Figure dataset records:
■ ■ ■

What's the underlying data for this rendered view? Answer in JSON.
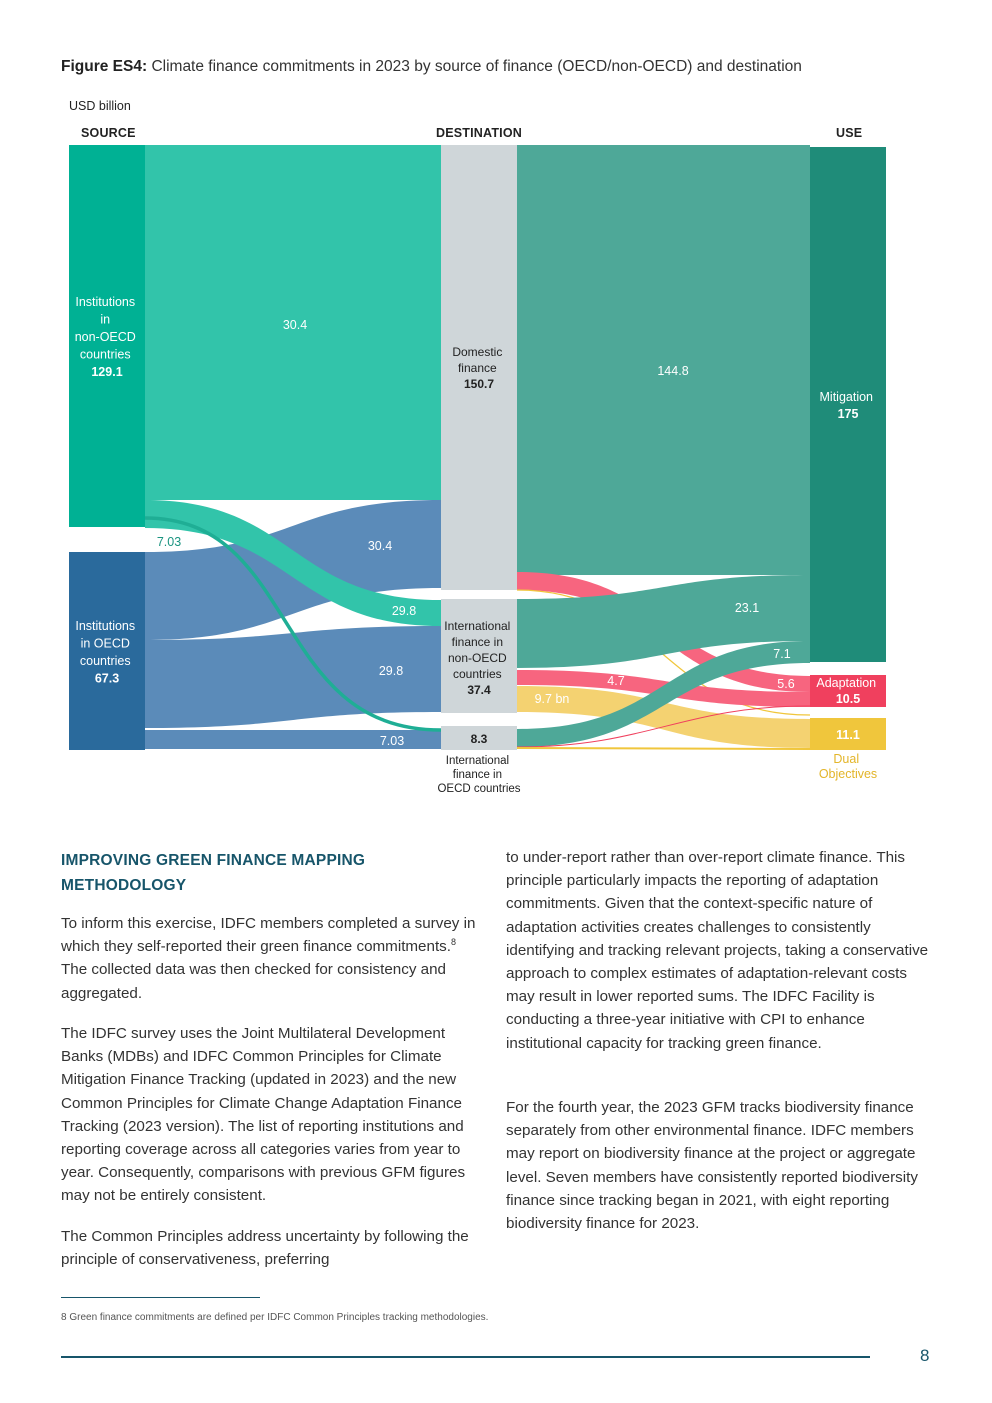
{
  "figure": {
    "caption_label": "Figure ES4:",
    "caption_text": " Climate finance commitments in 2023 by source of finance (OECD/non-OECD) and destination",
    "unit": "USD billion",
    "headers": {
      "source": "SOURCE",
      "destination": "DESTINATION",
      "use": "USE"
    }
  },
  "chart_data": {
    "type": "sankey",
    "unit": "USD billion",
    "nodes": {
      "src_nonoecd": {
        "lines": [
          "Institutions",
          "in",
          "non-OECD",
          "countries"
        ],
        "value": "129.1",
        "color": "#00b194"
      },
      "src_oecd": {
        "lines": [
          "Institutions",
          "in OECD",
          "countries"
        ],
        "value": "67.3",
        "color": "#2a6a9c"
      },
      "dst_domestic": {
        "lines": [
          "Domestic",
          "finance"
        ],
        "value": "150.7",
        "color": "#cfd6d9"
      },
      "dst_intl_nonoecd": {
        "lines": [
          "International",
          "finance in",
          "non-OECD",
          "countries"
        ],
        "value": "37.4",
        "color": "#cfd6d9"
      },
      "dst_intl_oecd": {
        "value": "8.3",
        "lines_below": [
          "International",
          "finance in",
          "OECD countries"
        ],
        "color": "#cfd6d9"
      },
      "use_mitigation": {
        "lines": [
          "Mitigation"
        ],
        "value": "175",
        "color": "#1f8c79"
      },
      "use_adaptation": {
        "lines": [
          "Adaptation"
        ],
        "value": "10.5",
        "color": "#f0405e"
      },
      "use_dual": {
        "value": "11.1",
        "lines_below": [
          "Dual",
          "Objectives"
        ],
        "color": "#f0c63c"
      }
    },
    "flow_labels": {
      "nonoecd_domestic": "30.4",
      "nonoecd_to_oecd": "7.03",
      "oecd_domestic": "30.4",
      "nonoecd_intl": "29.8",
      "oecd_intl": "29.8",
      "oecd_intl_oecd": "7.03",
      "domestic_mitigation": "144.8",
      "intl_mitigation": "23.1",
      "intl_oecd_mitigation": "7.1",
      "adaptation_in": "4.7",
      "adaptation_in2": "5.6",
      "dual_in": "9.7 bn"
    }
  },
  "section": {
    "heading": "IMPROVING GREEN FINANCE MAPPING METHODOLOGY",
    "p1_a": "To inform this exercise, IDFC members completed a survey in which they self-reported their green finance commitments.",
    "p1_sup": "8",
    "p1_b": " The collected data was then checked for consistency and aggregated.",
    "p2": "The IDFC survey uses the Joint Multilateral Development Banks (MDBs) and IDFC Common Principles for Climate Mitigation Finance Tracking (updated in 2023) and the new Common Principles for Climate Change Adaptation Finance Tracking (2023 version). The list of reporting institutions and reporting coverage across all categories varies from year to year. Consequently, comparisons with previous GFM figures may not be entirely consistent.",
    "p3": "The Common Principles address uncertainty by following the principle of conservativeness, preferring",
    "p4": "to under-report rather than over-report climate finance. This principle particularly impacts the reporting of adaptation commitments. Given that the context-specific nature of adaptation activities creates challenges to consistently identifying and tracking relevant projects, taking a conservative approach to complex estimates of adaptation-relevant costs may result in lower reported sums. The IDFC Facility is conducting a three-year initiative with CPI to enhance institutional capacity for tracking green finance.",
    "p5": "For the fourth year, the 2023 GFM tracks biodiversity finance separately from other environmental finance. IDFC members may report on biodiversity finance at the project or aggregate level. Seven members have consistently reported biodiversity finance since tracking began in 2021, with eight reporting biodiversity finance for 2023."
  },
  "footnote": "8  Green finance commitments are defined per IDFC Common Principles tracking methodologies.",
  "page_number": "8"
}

■ ■ ■

*WHAT IS EXPECTED*
Transcribe the records word for word and include no pictures.

*FINISHED EXERCISE*
What's the underlying data for this rendered view? Answer in JSON.
{
  "figure": {
    "caption_label": "Figure ES4:",
    "caption_text": " Climate finance commitments in 2023 by source of finance (OECD/non-OECD) and destination",
    "unit": "USD billion",
    "headers": {
      "source": "SOURCE",
      "destination": "DESTINATION",
      "use": "USE"
    }
  },
  "chart_data": {
    "type": "sankey",
    "unit": "USD billion",
    "nodes": {
      "src_nonoecd": {
        "lines": [
          "Institutions",
          "in",
          "non-OECD",
          "countries"
        ],
        "value": "129.1",
        "color": "#00b194"
      },
      "src_oecd": {
        "lines": [
          "Institutions",
          "in OECD",
          "countries"
        ],
        "value": "67.3",
        "color": "#2a6a9c"
      },
      "dst_domestic": {
        "lines": [
          "Domestic",
          "finance"
        ],
        "value": "150.7",
        "color": "#cfd6d9"
      },
      "dst_intl_nonoecd": {
        "lines": [
          "International",
          "finance in",
          "non-OECD",
          "countries"
        ],
        "value": "37.4",
        "color": "#cfd6d9"
      },
      "dst_intl_oecd": {
        "value": "8.3",
        "lines_below": [
          "International",
          "finance in",
          "OECD countries"
        ],
        "color": "#cfd6d9"
      },
      "use_mitigation": {
        "lines": [
          "Mitigation"
        ],
        "value": "175",
        "color": "#1f8c79"
      },
      "use_adaptation": {
        "lines": [
          "Adaptation"
        ],
        "value": "10.5",
        "color": "#f0405e"
      },
      "use_dual": {
        "value": "11.1",
        "lines_below": [
          "Dual",
          "Objectives"
        ],
        "color": "#f0c63c"
      }
    },
    "flow_labels": {
      "nonoecd_domestic": "30.4",
      "nonoecd_to_oecd": "7.03",
      "oecd_domestic": "30.4",
      "nonoecd_intl": "29.8",
      "oecd_intl": "29.8",
      "oecd_intl_oecd": "7.03",
      "domestic_mitigation": "144.8",
      "intl_mitigation": "23.1",
      "intl_oecd_mitigation": "7.1",
      "adaptation_in": "4.7",
      "adaptation_in2": "5.6",
      "dual_in": "9.7 bn"
    }
  },
  "section": {
    "heading": "IMPROVING GREEN FINANCE MAPPING METHODOLOGY",
    "p1_a": "To inform this exercise, IDFC members completed a survey in which they self-reported their green finance commitments.",
    "p1_sup": "8",
    "p1_b": " The collected data was then checked for consistency and aggregated.",
    "p2": "The IDFC survey uses the Joint Multilateral Development Banks (MDBs) and IDFC Common Principles for Climate Mitigation Finance Tracking (updated in 2023) and the new Common Principles for Climate Change Adaptation Finance Tracking (2023 version). The list of reporting institutions and reporting coverage across all categories varies from year to year. Consequently, comparisons with previous GFM figures may not be entirely consistent.",
    "p3": "The Common Principles address uncertainty by following the principle of conservativeness, preferring",
    "p4": "to under-report rather than over-report climate finance. This principle particularly impacts the reporting of adaptation commitments. Given that the context-specific nature of adaptation activities creates challenges to consistently identifying and tracking relevant projects, taking a conservative approach to complex estimates of adaptation-relevant costs may result in lower reported sums. The IDFC Facility is conducting a three-year initiative with CPI to enhance institutional capacity for tracking green finance.",
    "p5": "For the fourth year, the 2023 GFM tracks biodiversity finance separately from other environmental finance. IDFC members may report on biodiversity finance at the project or aggregate level. Seven members have consistently reported biodiversity finance since tracking began in 2021, with eight reporting biodiversity finance for 2023."
  },
  "footnote": "8  Green finance commitments are defined per IDFC Common Principles tracking methodologies.",
  "page_number": "8"
}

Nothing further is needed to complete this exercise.